# WORK REQUIRED
Go through the records and show each line where the word "beautiful" occurs.

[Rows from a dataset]
--- start ---
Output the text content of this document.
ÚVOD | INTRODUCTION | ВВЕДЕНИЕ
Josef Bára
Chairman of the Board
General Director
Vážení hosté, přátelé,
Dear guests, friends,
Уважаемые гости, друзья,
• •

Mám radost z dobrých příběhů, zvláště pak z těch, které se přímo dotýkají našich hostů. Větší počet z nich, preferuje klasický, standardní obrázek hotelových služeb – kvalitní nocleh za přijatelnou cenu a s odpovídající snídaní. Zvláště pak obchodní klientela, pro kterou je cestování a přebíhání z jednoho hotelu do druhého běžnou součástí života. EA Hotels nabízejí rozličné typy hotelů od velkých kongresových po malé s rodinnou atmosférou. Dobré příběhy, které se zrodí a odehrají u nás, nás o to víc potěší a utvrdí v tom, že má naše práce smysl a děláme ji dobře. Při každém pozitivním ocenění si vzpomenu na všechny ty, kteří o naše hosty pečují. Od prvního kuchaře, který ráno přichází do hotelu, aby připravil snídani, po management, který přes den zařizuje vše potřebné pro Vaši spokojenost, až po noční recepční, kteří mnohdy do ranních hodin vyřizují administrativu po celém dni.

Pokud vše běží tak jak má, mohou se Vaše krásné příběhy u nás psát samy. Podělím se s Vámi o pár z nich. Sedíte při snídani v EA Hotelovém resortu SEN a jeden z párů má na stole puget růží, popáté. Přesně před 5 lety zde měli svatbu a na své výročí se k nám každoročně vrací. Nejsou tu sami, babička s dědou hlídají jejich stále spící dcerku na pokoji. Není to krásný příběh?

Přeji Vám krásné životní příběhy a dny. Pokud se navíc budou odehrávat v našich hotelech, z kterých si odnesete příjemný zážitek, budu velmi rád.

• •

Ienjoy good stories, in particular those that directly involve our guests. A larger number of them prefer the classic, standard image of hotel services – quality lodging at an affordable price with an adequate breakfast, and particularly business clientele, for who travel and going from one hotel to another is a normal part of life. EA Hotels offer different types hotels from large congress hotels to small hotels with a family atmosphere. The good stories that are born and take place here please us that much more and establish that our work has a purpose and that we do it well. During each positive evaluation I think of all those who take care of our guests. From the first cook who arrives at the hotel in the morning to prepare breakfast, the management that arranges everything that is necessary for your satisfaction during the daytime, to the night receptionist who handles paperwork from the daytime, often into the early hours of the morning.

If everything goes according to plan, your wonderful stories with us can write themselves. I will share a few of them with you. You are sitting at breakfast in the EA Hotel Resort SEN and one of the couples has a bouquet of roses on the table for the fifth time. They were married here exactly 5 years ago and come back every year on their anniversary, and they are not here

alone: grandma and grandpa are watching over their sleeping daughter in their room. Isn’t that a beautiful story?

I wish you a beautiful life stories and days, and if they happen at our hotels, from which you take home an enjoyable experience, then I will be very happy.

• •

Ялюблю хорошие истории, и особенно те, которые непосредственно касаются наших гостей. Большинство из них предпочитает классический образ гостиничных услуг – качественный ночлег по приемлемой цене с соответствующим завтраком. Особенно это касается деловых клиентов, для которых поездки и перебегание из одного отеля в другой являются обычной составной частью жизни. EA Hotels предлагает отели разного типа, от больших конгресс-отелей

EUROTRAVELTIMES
--- end ---
--- start ---
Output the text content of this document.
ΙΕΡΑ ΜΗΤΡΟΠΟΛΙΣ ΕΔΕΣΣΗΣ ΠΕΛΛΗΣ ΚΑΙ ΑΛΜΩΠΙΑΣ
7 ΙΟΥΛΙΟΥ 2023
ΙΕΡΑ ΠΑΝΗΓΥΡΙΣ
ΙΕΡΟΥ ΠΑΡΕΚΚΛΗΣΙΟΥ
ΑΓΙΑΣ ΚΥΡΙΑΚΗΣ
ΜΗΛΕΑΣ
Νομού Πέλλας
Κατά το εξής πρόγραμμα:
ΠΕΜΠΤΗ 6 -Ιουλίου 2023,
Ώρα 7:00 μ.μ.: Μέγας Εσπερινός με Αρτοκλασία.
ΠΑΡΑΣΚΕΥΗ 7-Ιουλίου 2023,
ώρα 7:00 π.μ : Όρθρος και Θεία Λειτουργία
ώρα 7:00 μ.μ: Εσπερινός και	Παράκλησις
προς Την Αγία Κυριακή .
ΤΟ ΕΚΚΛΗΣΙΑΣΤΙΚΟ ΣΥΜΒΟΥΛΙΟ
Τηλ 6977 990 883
--- end ---
# TASK RESPONSE
alone: grandma and grandpa are watching over their sleeping daughter in their room. Isn’t that a beautiful story?
I wish you a beautiful life stories and days, and if they happen at our hotels, from which you take home an enjoyable experience, then I will be very happy.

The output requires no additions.